RECORDS:
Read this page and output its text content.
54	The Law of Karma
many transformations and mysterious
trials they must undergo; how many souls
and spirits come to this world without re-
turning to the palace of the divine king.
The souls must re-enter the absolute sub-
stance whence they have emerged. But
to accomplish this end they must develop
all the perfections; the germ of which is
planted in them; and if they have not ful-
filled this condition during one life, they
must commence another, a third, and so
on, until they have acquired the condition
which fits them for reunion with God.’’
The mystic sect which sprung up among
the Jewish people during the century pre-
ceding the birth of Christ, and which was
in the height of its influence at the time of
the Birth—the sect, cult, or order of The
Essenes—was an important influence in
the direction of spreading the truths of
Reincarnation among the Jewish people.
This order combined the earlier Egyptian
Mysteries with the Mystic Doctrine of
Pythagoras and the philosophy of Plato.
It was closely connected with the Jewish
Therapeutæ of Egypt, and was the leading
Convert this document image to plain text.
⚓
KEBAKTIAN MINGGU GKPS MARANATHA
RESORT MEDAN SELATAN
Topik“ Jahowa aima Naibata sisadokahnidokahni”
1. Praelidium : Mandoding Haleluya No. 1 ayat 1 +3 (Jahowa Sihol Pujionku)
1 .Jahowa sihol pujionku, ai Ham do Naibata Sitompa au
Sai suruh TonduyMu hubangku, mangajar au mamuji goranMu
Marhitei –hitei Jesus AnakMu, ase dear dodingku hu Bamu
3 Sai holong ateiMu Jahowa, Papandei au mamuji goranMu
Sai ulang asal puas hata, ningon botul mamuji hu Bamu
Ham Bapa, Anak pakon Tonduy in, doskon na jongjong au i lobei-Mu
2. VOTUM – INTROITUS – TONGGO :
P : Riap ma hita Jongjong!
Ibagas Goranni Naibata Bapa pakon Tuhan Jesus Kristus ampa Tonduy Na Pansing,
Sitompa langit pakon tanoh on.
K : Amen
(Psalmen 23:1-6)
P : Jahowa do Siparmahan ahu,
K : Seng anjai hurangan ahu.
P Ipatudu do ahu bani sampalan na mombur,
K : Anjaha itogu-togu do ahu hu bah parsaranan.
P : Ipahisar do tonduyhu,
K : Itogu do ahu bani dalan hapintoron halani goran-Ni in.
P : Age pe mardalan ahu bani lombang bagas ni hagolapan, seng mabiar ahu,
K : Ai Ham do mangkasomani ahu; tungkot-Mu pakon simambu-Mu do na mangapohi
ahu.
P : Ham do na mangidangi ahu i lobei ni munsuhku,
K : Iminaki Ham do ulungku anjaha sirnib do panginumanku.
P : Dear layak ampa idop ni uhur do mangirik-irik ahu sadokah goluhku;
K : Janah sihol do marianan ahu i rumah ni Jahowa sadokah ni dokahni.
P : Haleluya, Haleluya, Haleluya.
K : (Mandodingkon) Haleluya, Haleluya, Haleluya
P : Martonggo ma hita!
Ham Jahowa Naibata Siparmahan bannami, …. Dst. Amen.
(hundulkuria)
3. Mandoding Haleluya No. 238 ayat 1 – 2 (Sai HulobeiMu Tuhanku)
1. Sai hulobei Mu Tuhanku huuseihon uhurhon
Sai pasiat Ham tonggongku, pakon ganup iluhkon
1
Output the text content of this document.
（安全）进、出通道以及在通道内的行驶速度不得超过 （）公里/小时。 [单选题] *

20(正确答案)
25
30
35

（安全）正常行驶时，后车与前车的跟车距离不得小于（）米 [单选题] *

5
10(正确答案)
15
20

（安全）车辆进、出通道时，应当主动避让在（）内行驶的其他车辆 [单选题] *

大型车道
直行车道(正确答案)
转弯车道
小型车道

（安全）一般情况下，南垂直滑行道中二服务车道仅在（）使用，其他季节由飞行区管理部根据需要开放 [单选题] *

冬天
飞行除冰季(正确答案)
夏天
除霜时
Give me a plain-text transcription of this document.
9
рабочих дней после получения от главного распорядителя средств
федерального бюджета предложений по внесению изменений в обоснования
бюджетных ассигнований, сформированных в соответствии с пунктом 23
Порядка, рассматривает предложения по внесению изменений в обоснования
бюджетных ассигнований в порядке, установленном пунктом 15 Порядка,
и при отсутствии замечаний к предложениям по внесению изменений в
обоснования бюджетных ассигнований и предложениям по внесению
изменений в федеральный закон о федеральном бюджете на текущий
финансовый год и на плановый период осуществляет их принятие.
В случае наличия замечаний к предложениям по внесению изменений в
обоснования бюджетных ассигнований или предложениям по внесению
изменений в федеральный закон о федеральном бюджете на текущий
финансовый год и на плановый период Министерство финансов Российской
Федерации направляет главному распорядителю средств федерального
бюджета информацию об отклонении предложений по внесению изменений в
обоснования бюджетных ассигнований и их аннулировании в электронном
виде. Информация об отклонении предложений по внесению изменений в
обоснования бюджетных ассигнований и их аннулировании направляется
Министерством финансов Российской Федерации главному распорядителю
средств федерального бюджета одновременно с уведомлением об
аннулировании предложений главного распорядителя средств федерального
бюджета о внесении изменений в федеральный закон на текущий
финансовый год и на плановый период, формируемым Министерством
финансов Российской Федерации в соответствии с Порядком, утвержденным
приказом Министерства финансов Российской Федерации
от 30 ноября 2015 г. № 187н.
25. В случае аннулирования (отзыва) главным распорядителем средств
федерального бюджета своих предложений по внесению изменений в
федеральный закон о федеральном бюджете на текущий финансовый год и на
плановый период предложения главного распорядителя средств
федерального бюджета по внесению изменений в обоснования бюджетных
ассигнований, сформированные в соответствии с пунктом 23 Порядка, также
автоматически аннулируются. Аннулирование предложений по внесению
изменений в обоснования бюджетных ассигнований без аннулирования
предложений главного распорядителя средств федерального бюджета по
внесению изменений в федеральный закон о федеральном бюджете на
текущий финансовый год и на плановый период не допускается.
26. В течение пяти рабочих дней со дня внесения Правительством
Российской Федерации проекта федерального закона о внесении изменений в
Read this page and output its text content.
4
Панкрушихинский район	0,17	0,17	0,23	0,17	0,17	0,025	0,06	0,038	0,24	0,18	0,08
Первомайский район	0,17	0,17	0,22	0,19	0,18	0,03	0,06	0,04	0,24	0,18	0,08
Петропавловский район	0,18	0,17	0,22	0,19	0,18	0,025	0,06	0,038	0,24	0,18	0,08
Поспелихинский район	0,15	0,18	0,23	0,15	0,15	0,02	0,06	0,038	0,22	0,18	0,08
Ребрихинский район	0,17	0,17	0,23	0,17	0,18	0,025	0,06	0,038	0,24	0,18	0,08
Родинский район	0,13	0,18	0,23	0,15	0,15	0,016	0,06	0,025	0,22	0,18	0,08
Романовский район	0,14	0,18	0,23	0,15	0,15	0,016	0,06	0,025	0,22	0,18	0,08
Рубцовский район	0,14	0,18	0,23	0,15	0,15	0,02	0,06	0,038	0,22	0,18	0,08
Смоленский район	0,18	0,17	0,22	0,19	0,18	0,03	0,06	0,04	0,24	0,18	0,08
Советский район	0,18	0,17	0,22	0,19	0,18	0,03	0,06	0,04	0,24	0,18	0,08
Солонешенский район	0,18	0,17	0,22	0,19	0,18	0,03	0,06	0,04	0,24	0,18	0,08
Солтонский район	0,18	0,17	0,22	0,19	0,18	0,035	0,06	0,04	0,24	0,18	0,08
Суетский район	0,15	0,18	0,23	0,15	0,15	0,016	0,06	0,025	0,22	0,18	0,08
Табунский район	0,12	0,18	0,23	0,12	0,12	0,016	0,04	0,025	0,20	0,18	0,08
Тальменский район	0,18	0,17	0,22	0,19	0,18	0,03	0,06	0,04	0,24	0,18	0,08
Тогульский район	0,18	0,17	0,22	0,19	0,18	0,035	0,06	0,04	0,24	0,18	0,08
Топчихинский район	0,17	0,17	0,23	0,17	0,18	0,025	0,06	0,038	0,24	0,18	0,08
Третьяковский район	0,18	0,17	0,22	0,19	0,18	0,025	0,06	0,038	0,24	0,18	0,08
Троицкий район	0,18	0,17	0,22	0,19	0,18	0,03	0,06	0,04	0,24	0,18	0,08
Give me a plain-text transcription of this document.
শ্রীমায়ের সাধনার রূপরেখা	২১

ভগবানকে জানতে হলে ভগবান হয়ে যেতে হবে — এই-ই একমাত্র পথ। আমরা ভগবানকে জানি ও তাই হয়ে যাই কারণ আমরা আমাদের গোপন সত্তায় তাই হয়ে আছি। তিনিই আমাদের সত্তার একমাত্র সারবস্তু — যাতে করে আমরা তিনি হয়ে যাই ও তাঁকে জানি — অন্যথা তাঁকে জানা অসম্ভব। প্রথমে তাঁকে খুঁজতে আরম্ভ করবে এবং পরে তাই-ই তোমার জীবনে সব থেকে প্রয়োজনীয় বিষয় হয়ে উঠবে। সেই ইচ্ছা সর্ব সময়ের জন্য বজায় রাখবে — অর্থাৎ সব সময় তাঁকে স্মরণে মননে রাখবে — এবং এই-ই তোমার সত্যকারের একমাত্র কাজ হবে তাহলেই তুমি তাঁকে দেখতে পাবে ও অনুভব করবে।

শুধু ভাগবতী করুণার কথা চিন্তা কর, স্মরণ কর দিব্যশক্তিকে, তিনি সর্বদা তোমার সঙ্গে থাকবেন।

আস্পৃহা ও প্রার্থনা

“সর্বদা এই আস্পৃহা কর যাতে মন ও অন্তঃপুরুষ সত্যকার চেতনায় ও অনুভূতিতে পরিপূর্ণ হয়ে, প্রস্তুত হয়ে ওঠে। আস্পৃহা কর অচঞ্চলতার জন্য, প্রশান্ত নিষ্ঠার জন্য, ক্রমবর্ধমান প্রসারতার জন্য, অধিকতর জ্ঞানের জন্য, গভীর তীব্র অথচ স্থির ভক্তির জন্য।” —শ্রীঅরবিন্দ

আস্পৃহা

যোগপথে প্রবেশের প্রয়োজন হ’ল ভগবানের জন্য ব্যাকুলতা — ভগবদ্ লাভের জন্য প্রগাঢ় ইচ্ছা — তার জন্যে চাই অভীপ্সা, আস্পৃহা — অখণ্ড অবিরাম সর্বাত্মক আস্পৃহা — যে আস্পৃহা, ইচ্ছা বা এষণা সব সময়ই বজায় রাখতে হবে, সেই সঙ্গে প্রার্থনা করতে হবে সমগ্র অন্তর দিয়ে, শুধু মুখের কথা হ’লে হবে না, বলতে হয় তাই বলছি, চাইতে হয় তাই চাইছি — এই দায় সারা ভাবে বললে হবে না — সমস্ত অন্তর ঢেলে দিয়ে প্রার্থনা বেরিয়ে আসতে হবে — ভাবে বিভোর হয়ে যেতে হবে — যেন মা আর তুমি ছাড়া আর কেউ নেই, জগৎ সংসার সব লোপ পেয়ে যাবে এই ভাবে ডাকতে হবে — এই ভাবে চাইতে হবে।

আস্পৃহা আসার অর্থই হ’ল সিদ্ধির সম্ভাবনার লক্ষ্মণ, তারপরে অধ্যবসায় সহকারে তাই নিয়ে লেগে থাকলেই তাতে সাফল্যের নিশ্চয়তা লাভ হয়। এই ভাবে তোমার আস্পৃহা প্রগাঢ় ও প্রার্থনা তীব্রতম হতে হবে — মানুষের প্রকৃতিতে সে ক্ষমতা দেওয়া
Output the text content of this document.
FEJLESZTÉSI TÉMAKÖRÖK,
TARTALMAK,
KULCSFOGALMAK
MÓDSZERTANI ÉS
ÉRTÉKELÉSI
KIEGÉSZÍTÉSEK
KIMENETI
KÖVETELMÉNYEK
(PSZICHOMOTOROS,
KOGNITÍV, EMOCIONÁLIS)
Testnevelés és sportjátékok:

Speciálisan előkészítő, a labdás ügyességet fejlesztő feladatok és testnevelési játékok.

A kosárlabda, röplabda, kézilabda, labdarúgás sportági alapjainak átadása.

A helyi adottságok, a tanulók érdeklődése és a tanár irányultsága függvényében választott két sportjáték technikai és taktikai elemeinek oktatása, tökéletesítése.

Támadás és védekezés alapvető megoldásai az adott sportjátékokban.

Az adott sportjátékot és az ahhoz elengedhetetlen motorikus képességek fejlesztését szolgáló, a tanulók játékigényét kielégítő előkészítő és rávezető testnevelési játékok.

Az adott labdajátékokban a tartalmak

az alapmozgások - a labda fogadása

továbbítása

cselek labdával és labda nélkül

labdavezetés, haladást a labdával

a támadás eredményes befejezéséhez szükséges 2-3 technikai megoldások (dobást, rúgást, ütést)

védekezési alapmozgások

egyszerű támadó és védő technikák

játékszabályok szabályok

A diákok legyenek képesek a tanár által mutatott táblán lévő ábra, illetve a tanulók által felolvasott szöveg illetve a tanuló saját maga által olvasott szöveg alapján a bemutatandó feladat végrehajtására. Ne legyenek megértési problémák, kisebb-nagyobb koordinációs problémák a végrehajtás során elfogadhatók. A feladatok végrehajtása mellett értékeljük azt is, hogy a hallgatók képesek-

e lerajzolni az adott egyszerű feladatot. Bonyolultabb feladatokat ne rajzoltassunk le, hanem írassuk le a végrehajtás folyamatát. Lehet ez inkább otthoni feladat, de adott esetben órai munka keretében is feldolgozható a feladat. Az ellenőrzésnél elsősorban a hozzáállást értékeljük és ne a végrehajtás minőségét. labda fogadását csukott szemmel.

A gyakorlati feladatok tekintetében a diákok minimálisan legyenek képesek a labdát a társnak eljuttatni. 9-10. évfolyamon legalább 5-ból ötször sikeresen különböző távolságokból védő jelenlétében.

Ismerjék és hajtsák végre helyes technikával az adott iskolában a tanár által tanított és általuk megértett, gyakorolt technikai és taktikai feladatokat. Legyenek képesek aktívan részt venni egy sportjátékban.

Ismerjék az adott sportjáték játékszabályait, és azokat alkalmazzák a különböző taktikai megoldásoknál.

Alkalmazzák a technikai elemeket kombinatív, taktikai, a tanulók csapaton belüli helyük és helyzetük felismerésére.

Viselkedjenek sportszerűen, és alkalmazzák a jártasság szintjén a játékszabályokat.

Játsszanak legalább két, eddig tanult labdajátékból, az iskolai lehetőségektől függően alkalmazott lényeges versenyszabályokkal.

WORK TO COMPLETE: Copy every line of the listing where the word "végrehajtás" appears.

THE COMPLETED TASK:
A diákok legyenek képesek a tanár által mutatott táblán lévő ábra, illetve a tanulók által felolvasott szöveg illetve a tanuló saját maga által olvasott szöveg alapján a bemutatandó feladat végrehajtására. Ne legyenek megértési problémák, kisebb-nagyobb koordinációs problémák a végrehajtás során elfogadhatók. A feladatok végrehajtása mellett értékeljük azt is, hogy a hallgatók képesek-
e lerajzolni az adott egyszerű feladatot. Bonyolultabb feladatokat ne rajzoltassunk le, hanem írassuk le a végrehajtás folyamatát. Lehet ez inkább otthoni feladat, de adott esetben órai munka keretében is feldolgozható a feladat. Az ellenőrzésnél elsősorban a hozzáállást értékeljük és ne a végrehajtás minőségét. labda fogadását csukott szemmel.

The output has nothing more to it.